What is expected: Select the lines of the records containing the word "lokowane" and list them.
═══
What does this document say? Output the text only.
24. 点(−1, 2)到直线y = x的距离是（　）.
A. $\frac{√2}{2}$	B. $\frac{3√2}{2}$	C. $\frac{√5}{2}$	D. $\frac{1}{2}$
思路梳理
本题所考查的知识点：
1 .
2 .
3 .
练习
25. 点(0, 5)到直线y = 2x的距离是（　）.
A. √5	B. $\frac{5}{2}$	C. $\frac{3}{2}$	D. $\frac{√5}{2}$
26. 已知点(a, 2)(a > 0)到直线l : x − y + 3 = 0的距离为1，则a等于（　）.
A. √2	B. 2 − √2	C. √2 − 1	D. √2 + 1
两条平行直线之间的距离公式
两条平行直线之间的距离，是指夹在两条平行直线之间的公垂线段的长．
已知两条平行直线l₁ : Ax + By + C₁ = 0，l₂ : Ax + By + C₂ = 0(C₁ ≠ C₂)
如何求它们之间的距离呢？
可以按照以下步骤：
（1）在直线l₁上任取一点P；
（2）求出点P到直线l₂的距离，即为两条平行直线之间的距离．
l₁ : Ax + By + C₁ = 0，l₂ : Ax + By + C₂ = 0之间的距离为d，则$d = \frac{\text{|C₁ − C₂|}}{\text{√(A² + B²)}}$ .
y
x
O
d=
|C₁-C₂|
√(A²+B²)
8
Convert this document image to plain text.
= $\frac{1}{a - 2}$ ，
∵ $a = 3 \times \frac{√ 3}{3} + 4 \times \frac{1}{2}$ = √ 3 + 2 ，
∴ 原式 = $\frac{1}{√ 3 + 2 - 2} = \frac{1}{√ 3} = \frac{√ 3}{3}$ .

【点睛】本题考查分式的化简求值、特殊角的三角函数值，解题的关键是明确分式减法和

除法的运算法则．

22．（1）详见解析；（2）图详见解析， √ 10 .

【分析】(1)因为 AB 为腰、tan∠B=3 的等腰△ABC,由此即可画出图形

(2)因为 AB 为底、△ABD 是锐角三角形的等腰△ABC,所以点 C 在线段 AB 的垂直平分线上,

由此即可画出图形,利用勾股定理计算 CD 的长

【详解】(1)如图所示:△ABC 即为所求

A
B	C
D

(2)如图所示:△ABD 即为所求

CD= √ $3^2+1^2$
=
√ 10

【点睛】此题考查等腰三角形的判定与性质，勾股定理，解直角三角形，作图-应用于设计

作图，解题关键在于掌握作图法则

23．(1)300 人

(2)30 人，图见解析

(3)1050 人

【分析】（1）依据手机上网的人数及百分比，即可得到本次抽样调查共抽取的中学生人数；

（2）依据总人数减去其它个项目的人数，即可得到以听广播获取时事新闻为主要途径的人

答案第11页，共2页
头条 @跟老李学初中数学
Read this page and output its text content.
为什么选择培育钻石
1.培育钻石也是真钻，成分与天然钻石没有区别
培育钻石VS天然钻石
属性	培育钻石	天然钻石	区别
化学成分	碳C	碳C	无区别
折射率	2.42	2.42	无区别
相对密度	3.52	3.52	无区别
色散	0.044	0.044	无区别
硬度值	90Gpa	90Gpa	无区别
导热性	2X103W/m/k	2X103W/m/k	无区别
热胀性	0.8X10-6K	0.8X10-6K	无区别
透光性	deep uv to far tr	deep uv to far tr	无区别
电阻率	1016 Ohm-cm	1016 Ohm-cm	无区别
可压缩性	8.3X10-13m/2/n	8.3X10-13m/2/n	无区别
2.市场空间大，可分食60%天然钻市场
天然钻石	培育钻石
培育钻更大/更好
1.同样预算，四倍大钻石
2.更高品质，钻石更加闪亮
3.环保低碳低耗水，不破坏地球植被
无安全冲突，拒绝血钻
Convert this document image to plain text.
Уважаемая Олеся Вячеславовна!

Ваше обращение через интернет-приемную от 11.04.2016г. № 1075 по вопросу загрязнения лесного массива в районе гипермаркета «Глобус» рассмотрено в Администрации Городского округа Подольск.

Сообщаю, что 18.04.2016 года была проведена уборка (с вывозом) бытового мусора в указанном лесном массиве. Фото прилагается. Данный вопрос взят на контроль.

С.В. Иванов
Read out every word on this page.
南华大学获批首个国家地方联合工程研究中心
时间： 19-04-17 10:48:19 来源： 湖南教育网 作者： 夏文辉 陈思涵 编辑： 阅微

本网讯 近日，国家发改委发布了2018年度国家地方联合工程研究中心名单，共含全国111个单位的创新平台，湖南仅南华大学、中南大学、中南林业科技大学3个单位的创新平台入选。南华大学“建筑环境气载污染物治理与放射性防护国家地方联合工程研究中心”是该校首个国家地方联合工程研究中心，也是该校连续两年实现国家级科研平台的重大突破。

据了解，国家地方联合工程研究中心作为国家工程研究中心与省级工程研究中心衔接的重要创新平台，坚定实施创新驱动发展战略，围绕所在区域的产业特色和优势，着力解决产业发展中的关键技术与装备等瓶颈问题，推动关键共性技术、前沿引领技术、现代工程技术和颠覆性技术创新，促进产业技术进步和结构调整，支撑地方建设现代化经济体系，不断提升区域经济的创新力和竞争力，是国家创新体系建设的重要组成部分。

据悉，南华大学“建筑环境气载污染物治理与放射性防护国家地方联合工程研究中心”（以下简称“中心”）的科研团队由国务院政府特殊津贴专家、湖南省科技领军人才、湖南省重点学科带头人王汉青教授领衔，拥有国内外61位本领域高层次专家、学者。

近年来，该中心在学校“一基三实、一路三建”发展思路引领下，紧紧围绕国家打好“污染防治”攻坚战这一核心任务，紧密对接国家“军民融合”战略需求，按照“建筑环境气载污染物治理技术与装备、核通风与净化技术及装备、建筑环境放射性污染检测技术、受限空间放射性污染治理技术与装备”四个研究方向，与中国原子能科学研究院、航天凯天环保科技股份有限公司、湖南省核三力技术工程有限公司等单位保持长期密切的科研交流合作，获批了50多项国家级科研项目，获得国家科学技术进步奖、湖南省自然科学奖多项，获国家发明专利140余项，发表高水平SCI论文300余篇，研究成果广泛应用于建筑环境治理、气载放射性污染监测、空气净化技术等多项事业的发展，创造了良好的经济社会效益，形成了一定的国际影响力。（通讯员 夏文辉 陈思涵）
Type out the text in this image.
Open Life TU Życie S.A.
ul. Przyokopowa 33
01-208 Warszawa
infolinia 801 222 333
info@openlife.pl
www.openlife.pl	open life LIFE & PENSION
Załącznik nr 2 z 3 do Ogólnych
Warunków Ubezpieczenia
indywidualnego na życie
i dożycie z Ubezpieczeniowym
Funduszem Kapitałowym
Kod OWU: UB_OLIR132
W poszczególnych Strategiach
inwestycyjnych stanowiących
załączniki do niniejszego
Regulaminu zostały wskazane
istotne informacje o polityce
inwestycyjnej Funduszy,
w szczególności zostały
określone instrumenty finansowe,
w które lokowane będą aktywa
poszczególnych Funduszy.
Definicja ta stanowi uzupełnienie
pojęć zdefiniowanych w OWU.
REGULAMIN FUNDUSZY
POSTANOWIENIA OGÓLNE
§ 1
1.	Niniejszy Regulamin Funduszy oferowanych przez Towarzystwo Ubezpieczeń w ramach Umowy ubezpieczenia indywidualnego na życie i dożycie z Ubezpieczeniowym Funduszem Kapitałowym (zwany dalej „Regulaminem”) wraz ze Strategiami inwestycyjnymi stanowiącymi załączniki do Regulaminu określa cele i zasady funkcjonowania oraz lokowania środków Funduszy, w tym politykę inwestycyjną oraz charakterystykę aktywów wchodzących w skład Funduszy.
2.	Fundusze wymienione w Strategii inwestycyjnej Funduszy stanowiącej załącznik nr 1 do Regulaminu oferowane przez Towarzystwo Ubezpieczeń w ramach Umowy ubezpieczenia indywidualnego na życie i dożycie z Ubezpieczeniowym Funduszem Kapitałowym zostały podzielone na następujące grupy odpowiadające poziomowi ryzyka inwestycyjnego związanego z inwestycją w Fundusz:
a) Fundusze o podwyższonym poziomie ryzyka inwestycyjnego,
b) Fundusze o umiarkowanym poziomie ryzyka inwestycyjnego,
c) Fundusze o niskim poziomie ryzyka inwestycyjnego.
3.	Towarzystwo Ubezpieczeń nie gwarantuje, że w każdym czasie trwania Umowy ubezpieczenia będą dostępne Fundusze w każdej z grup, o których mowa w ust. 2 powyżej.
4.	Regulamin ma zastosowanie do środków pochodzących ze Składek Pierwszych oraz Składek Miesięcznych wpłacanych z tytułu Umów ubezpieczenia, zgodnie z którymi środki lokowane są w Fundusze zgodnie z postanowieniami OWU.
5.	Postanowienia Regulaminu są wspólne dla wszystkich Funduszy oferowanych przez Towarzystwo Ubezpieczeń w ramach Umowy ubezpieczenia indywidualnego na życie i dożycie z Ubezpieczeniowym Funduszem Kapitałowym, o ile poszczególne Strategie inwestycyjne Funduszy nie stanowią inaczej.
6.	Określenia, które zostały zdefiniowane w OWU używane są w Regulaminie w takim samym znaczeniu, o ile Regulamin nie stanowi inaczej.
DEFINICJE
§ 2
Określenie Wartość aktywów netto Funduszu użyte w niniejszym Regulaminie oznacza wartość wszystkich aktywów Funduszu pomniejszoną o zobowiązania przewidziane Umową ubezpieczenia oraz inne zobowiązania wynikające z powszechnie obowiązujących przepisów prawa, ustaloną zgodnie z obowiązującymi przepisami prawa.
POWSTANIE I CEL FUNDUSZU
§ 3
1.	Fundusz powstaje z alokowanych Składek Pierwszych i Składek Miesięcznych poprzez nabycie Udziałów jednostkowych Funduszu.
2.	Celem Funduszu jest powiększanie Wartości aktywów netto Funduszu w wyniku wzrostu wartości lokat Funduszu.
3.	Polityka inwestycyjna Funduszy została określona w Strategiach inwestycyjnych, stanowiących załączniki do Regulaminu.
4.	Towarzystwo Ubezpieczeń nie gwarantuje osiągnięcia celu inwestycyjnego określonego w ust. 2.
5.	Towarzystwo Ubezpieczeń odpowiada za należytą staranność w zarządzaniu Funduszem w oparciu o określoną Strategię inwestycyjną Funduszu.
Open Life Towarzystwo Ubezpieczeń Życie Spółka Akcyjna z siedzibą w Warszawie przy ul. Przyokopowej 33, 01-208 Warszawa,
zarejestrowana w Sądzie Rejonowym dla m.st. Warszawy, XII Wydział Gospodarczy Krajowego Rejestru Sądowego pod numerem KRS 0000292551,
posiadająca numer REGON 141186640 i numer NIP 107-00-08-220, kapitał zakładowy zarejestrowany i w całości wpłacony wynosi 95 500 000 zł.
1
═══
Task result:
w które lokowane będą aktywa
4.	Regulamin ma zastosowanie do środków pochodzących ze Składek Pierwszych oraz Składek Miesięcznych wpłacanych z tytułu Umów ubezpieczenia, zgodnie z którymi środki lokowane są w Fundusze zgodnie z postanowieniami OWU.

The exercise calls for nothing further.